Your task: Express the stretch of lines from the very first one through the one containing "nearby-label: Nearby places" as a JSON list of strings, one string per line, omitting blank lines.

● ● ●

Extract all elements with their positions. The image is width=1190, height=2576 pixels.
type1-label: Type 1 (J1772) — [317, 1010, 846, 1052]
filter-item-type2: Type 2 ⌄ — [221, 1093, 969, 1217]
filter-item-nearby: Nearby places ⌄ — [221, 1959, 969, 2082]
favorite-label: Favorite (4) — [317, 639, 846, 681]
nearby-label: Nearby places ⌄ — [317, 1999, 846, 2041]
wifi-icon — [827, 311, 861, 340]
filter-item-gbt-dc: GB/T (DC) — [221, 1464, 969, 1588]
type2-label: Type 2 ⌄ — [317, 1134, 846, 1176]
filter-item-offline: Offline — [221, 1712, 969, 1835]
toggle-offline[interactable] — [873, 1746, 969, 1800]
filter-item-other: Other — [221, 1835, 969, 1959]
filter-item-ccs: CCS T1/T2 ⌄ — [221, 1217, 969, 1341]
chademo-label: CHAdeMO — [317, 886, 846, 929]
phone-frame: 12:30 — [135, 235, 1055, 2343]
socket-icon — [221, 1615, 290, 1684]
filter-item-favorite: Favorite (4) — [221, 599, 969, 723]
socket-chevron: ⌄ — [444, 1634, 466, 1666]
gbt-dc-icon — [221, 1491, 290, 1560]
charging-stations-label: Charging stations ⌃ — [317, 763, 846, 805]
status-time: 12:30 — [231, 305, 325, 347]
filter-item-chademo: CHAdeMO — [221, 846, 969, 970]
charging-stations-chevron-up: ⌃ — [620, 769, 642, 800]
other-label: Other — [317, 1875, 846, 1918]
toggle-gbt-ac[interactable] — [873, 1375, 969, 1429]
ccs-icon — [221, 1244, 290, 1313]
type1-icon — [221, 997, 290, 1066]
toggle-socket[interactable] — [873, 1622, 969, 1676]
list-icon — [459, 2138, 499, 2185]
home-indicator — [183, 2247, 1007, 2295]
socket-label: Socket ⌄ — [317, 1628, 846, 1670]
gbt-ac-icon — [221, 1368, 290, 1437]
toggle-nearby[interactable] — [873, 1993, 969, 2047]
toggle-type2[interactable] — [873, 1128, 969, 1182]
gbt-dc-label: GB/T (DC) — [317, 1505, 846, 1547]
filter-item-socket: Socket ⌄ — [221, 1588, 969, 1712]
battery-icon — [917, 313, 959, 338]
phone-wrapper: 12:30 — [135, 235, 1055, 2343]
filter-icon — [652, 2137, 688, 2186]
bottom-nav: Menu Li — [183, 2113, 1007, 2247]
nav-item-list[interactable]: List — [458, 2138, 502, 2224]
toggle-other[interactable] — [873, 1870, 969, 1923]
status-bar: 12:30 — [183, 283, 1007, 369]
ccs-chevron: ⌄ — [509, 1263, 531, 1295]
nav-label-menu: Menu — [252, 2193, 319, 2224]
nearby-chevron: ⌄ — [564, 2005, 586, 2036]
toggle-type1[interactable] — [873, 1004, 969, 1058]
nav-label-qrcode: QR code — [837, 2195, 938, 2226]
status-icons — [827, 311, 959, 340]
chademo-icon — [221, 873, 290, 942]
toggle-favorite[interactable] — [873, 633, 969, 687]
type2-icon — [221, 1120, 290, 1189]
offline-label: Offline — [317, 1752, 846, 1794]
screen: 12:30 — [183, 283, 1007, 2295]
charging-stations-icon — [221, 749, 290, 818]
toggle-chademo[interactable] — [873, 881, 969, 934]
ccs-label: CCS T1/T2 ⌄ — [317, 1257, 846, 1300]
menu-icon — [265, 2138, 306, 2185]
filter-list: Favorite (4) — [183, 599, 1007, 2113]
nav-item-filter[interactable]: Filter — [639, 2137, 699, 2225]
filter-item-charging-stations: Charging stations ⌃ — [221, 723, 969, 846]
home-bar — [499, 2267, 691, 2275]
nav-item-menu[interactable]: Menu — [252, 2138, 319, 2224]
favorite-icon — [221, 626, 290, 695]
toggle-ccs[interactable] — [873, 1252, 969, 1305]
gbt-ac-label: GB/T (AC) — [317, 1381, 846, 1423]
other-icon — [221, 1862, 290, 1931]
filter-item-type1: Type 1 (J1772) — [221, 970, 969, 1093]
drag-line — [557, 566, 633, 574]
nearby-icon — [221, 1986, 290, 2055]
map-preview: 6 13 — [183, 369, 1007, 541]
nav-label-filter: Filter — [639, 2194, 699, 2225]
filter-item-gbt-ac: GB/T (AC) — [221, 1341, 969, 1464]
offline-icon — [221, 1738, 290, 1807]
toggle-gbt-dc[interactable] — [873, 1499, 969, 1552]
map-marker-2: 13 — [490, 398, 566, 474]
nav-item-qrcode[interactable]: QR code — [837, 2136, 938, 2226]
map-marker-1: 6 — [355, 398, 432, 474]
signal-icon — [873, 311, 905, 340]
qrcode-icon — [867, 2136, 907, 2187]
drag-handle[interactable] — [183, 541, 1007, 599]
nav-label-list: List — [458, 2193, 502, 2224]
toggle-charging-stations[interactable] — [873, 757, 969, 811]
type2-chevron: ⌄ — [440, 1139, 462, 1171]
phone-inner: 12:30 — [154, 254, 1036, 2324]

● ● ●

Answer for this exercise:
[
  "Extract all elements with their positions. The image is width=1190, height=2576 pixels.",
  "type1-label: Type 1 (J1772) — [317, 1010, 846, 1052]",
  "filter-item-type2: Type 2 ⌄ — [221, 1093, 969, 1217]",
  "filter-item-nearby: Nearby places ⌄ — [221, 1959, 969, 2082]",
  "favorite-label: Favorite (4) — [317, 639, 846, 681]",
  "nearby-label: Nearby places ⌄ — [317, 1999, 846, 2041]"
]